■ THE REQUEST:
Your task is to copy every line of the records below that contains "later".

[Stored data entries]
>>>>>
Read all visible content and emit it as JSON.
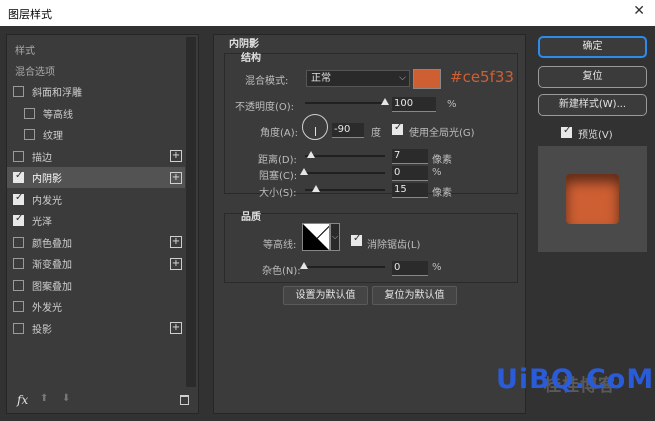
{
  "window": {
    "title": "图层样式",
    "close_glyph": "✕"
  },
  "left_panel": {
    "header": "样式",
    "blend_options": "混合选项",
    "items": [
      {
        "label": "斜面和浮雕",
        "checked": false,
        "plus": false,
        "indent": false
      },
      {
        "label": "等高线",
        "checked": false,
        "plus": false,
        "indent": true
      },
      {
        "label": "纹理",
        "checked": false,
        "plus": false,
        "indent": true
      },
      {
        "label": "描边",
        "checked": false,
        "plus": true,
        "indent": false
      },
      {
        "label": "内阴影",
        "checked": true,
        "plus": true,
        "indent": false,
        "selected": true
      },
      {
        "label": "内发光",
        "checked": true,
        "plus": false,
        "indent": false
      },
      {
        "label": "光泽",
        "checked": true,
        "plus": false,
        "indent": false
      },
      {
        "label": "颜色叠加",
        "checked": false,
        "plus": true,
        "indent": false
      },
      {
        "label": "渐变叠加",
        "checked": false,
        "plus": true,
        "indent": false
      },
      {
        "label": "图案叠加",
        "checked": false,
        "plus": false,
        "indent": false
      },
      {
        "label": "外发光",
        "checked": false,
        "plus": false,
        "indent": false
      },
      {
        "label": "投影",
        "checked": false,
        "plus": true,
        "indent": false
      }
    ],
    "footer": {
      "fx": "fx",
      "up": "⬆",
      "down": "⬇",
      "trash": "🗑"
    }
  },
  "inner_shadow": {
    "section_title": "内阴影",
    "structure_title": "结构",
    "blend_mode_label": "混合模式:",
    "blend_mode_value": "正常",
    "color_hex": "#ce5f33",
    "color_label": "#ce5f33",
    "opacity_label": "不透明度(O):",
    "opacity_value": "100",
    "opacity_unit": "%",
    "opacity_fraction": 1.0,
    "angle_label": "角度(A):",
    "angle_value": "-90",
    "angle_unit": "度",
    "global_light_label": "使用全局光(G)",
    "global_light_checked": true,
    "distance_label": "距离(D):",
    "distance_value": "7",
    "distance_unit": "像素",
    "distance_fraction": 0.03,
    "choke_label": "阻塞(C):",
    "choke_value": "0",
    "choke_unit": "%",
    "choke_fraction": 0.0,
    "size_label": "大小(S):",
    "size_value": "15",
    "size_unit": "像素",
    "size_fraction": 0.06,
    "quality_title": "品质",
    "contour_label": "等高线:",
    "antialias_label": "消除锯齿(L)",
    "antialias_checked": true,
    "noise_label": "杂色(N):",
    "noise_value": "0",
    "noise_unit": "%",
    "noise_fraction": 0.0,
    "set_default": "设置为默认值",
    "reset_default": "复位为默认值"
  },
  "right_panel": {
    "ok": "确定",
    "reset": "复位",
    "new_style": "新建样式(W)...",
    "preview_label": "预览(V)",
    "preview_checked": true,
    "preview_color": "#ce5f33"
  },
  "watermark": {
    "text": "UiBQ.CoM",
    "cn_text": "桂桂博客"
  }
}
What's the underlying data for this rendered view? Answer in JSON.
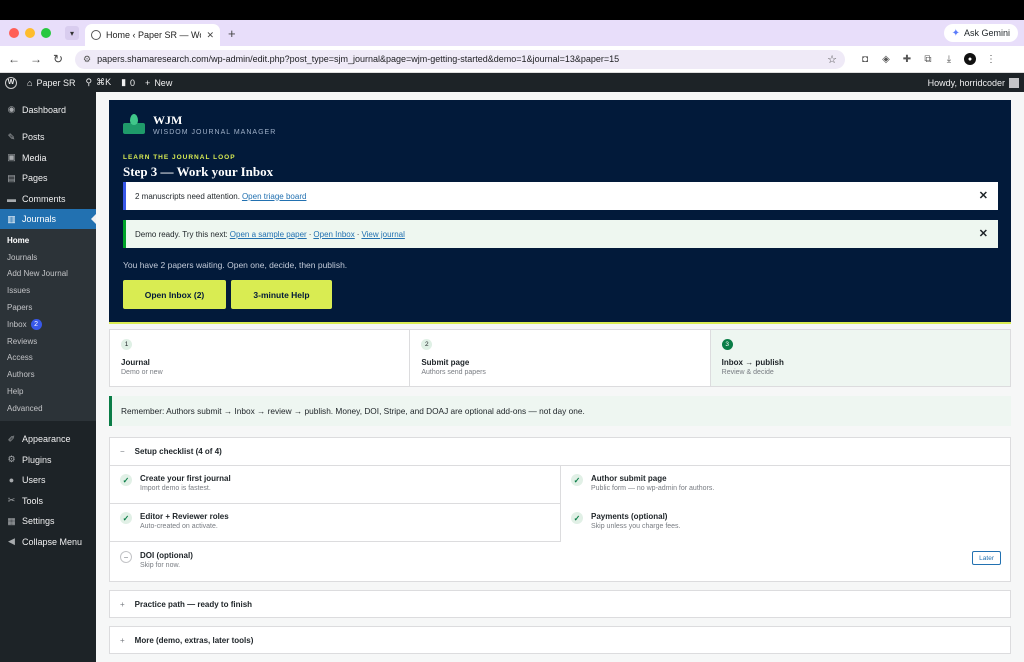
{
  "browser": {
    "tab_title": "Home ‹ Paper SR — WordPress",
    "tab_close": "✕",
    "new_tab": "+",
    "url": "papers.shamaresearch.com/wp-admin/edit.php?post_type=sjm_journal&page=wjm-getting-started&demo=1&journal=13&paper=15",
    "gemini_label": "Ask Gemini"
  },
  "adminbar": {
    "site_name": "Paper SR",
    "shortcut": "⌘K",
    "comments_count": "0",
    "new_label": "New",
    "howdy": "Howdy, horridcoder"
  },
  "sidebar": {
    "items": [
      {
        "label": "Dashboard",
        "icon": "◉"
      },
      {
        "label": "Posts",
        "icon": "✎"
      },
      {
        "label": "Media",
        "icon": "▣"
      },
      {
        "label": "Pages",
        "icon": "▤"
      },
      {
        "label": "Comments",
        "icon": "▬"
      },
      {
        "label": "Journals",
        "icon": "▥"
      }
    ],
    "submenu": [
      {
        "label": "Home"
      },
      {
        "label": "Journals"
      },
      {
        "label": "Add New Journal"
      },
      {
        "label": "Issues"
      },
      {
        "label": "Papers"
      },
      {
        "label": "Inbox",
        "badge": "2"
      },
      {
        "label": "Reviews"
      },
      {
        "label": "Access"
      },
      {
        "label": "Authors"
      },
      {
        "label": "Help"
      },
      {
        "label": "Advanced"
      }
    ],
    "bottom_items": [
      {
        "label": "Appearance",
        "icon": "✐"
      },
      {
        "label": "Plugins",
        "icon": "⚙"
      },
      {
        "label": "Users",
        "icon": "●"
      },
      {
        "label": "Tools",
        "icon": "✂"
      },
      {
        "label": "Settings",
        "icon": "▦"
      },
      {
        "label": "Collapse Menu",
        "icon": "◀"
      }
    ]
  },
  "hero": {
    "brand_title": "WJM",
    "brand_sub": "WISDOM JOURNAL MANAGER",
    "eyebrow": "LEARN THE JOURNAL LOOP",
    "step_title": "Step 3 — Work your Inbox",
    "notice1_text": "2 manuscripts need attention.",
    "notice1_link": "Open triage board",
    "notice2_text": "Demo ready. Try this next:",
    "notice2_link1": "Open a sample paper",
    "notice2_link2": "Open Inbox",
    "notice2_link3": "View journal",
    "separator": "·",
    "close": "✕",
    "waiting": "You have 2 papers waiting. Open one, decide, then publish.",
    "btn_inbox": "Open Inbox (2)",
    "btn_help": "3-minute Help"
  },
  "steps": [
    {
      "num": "1",
      "name": "Journal",
      "desc": "Demo or new"
    },
    {
      "num": "2",
      "name": "Submit page",
      "desc": "Authors send papers"
    },
    {
      "num": "3",
      "name": "Inbox → publish",
      "desc": "Review & decide"
    }
  ],
  "remember": "Remember: Authors submit → Inbox → review → publish. Money, DOI, Stripe, and DOAJ are optional add-ons — not day one.",
  "checklist": {
    "title": "Setup checklist (4 of 4)",
    "toggle": "−",
    "items": [
      {
        "name": "Create your first journal",
        "desc": "Import demo is fastest."
      },
      {
        "name": "Author submit page",
        "desc": "Public form — no wp-admin for authors."
      },
      {
        "name": "Editor + Reviewer roles",
        "desc": "Auto-created on activate."
      },
      {
        "name": "Payments (optional)",
        "desc": "Skip unless you charge fees."
      },
      {
        "name": "DOI (optional)",
        "desc": "Skip for now."
      }
    ],
    "check": "✓",
    "todo": "−",
    "later": "Later"
  },
  "sections": {
    "practice": "Practice path — ready to finish",
    "more": "More (demo, extras, later tools)",
    "toggle": "+"
  },
  "colors": {
    "hero_bg": "#021a3a",
    "accent": "#d9ec52",
    "wp_blue": "#2271b1"
  }
}
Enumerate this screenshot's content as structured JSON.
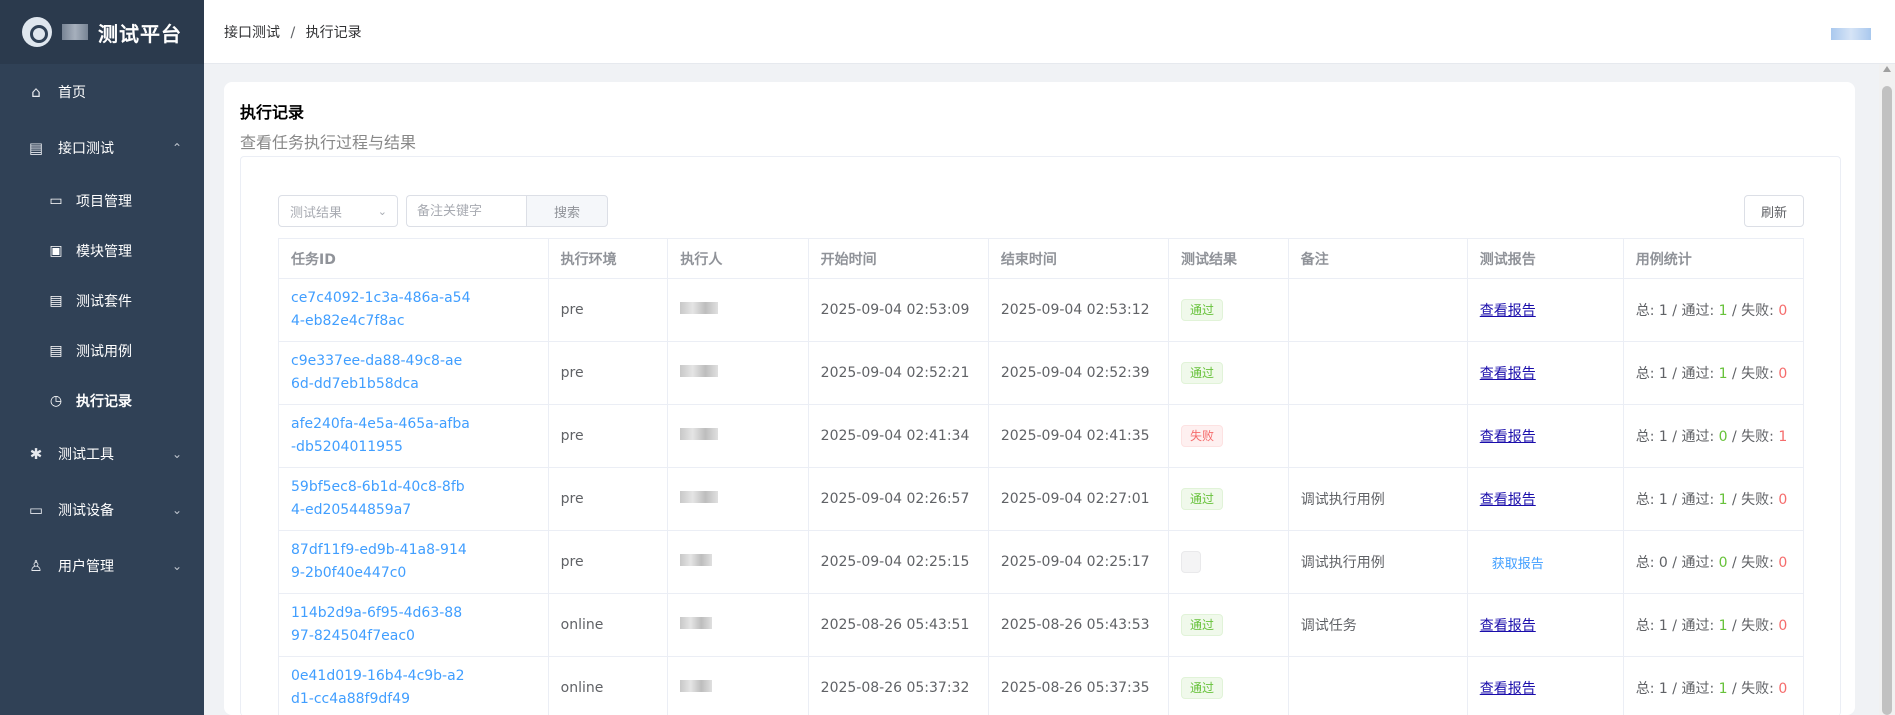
{
  "app": {
    "title": "测试平台"
  },
  "sidebar": {
    "items": [
      {
        "icon": "home-icon",
        "glyph": "⌂",
        "label": "首页",
        "chevron": ""
      },
      {
        "icon": "document-icon",
        "glyph": "▤",
        "label": "接口测试",
        "chevron": "⌃"
      },
      {
        "icon": "folder-icon",
        "glyph": "▭",
        "label": "项目管理",
        "sub": true
      },
      {
        "icon": "module-icon",
        "glyph": "▣",
        "label": "模块管理",
        "sub": true
      },
      {
        "icon": "suite-icon",
        "glyph": "▤",
        "label": "测试套件",
        "sub": true
      },
      {
        "icon": "case-icon",
        "glyph": "▤",
        "label": "测试用例",
        "sub": true
      },
      {
        "icon": "clock-icon",
        "glyph": "◷",
        "label": "执行记录",
        "sub": true,
        "active": true
      },
      {
        "icon": "gear-icon",
        "glyph": "✱",
        "label": "测试工具",
        "chevron": "⌄"
      },
      {
        "icon": "monitor-icon",
        "glyph": "▭",
        "label": "测试设备",
        "chevron": "⌄"
      },
      {
        "icon": "user-icon",
        "glyph": "♙",
        "label": "用户管理",
        "chevron": "⌄"
      }
    ]
  },
  "breadcrumb": {
    "parent": "接口测试",
    "separator": "/",
    "current": "执行记录"
  },
  "page": {
    "title": "执行记录",
    "subtitle": "查看任务执行过程与结果"
  },
  "filters": {
    "result_placeholder": "测试结果",
    "keyword_placeholder": "备注关键字",
    "search_label": "搜索",
    "refresh_label": "刷新"
  },
  "table": {
    "headers": [
      "任务ID",
      "执行环境",
      "执行人",
      "开始时间",
      "结束时间",
      "测试结果",
      "备注",
      "测试报告",
      "用例统计"
    ],
    "rows": [
      {
        "id": "ce7c4092-1c3a-486a-a544-eb82e4c7f8ac",
        "env": "pre",
        "start": "2025-09-04 02:53:09",
        "end": "2025-09-04 02:53:12",
        "result": "通过",
        "status": "pass",
        "note": "",
        "report": "查看报告",
        "total": "1",
        "passed": "1",
        "failed": "0"
      },
      {
        "id": "c9e337ee-da88-49c8-ae6d-dd7eb1b58dca",
        "env": "pre",
        "start": "2025-09-04 02:52:21",
        "end": "2025-09-04 02:52:39",
        "result": "通过",
        "status": "pass",
        "note": "",
        "report": "查看报告",
        "total": "1",
        "passed": "1",
        "failed": "0"
      },
      {
        "id": "afe240fa-4e5a-465a-afba-db5204011955",
        "env": "pre",
        "start": "2025-09-04 02:41:34",
        "end": "2025-09-04 02:41:35",
        "result": "失败",
        "status": "fail",
        "note": "",
        "report": "查看报告",
        "total": "1",
        "passed": "0",
        "failed": "1"
      },
      {
        "id": "59bf5ec8-6b1d-40c8-8fb4-ed20544859a7",
        "env": "pre",
        "start": "2025-09-04 02:26:57",
        "end": "2025-09-04 02:27:01",
        "result": "通过",
        "status": "pass",
        "note": "调试执行用例",
        "report": "查看报告",
        "total": "1",
        "passed": "1",
        "failed": "0"
      },
      {
        "id": "87df11f9-ed9b-41a8-9149-2b0f40e447c0",
        "env": "pre",
        "start": "2025-09-04 02:25:15",
        "end": "2025-09-04 02:25:17",
        "result": "",
        "status": "empty",
        "note": "调试执行用例",
        "report": "获取报告",
        "report_type": "fetch",
        "total": "0",
        "passed": "0",
        "failed": "0"
      },
      {
        "id": "114b2d9a-6f95-4d63-8897-824504f7eac0",
        "env": "online",
        "start": "2025-08-26 05:43:51",
        "end": "2025-08-26 05:43:53",
        "result": "通过",
        "status": "pass",
        "note": "调试任务",
        "report": "查看报告",
        "total": "1",
        "passed": "1",
        "failed": "0"
      },
      {
        "id": "0e41d019-16b4-4c9b-a2d1-cc4a88f9df49",
        "env": "online",
        "start": "2025-08-26 05:37:32",
        "end": "2025-08-26 05:37:35",
        "result": "通过",
        "status": "pass",
        "note": "",
        "report": "查看报告",
        "total": "1",
        "passed": "1",
        "failed": "0"
      }
    ],
    "stats_labels": {
      "total": "总: ",
      "passed": " / 通过: ",
      "failed": " / 失败: "
    }
  },
  "colors": {
    "sidebar_bg": "#304156",
    "link": "#409eff",
    "pass": "#67c23a",
    "fail": "#f56c6c"
  }
}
<<<<<
■ THE RESULT:
    "later": "Later"
    "more": "More (demo, extras, later tools)",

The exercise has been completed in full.